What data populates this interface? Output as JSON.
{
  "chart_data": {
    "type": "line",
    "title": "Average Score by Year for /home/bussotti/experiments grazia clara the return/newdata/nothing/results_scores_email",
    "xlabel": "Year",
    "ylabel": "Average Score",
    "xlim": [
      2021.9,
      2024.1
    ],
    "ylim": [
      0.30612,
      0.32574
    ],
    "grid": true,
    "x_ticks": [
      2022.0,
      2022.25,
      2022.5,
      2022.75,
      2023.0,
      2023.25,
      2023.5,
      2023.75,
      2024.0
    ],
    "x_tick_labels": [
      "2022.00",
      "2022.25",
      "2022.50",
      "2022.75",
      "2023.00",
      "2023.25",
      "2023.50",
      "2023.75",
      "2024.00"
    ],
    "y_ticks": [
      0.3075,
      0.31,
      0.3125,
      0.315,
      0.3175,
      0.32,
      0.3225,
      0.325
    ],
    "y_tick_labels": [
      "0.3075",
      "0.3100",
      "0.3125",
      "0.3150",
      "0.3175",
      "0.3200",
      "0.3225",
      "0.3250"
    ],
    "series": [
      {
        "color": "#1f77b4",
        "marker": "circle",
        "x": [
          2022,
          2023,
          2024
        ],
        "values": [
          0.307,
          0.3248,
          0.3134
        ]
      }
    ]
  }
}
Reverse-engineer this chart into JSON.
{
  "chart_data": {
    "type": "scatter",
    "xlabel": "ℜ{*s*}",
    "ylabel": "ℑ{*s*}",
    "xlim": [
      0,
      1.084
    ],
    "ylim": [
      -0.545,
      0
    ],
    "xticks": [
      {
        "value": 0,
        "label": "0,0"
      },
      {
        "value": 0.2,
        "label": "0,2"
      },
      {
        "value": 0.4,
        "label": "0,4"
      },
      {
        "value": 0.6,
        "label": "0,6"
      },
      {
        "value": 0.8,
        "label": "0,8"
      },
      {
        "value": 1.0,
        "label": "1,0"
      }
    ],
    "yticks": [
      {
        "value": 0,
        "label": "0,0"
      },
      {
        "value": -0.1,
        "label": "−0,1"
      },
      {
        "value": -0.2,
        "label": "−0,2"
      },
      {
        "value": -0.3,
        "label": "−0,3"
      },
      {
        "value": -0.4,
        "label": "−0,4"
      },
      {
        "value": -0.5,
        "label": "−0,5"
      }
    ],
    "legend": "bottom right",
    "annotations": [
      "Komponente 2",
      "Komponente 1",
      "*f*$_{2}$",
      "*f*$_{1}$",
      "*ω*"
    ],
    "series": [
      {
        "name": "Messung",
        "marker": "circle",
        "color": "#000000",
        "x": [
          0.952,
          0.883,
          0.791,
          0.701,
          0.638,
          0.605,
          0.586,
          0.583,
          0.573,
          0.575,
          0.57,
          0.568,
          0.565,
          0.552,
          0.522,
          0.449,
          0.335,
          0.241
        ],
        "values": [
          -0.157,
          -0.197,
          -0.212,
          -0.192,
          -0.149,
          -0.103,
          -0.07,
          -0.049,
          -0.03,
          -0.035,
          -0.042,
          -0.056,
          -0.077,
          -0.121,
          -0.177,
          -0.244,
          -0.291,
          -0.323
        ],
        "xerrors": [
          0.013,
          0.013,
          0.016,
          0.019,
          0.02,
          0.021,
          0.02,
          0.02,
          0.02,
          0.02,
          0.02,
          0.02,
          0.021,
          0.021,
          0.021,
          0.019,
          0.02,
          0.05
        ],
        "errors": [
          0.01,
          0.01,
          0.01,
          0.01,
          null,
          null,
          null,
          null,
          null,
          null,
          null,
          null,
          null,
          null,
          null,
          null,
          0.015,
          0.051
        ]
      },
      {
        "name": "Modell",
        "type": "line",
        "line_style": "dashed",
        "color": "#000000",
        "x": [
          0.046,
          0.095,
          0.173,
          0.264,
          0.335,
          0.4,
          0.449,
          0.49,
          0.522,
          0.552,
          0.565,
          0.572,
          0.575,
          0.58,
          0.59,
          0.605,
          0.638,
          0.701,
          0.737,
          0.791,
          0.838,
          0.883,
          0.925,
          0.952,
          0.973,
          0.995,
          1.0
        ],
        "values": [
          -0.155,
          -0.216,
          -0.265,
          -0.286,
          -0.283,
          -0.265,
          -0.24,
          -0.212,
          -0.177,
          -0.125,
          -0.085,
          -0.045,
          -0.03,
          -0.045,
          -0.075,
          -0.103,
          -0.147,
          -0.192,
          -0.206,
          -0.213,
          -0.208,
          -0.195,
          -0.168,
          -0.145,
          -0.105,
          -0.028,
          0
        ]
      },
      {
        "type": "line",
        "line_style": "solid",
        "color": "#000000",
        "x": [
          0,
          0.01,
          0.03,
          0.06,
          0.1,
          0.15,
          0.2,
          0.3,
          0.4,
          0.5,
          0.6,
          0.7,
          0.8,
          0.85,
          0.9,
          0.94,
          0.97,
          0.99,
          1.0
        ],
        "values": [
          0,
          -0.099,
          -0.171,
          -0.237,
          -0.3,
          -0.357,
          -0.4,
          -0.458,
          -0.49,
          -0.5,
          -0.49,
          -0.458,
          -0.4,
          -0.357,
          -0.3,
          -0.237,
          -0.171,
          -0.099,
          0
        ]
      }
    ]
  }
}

## Stated exercise
Output a single number: how many lines contain the word "JSON".

## Task solution
2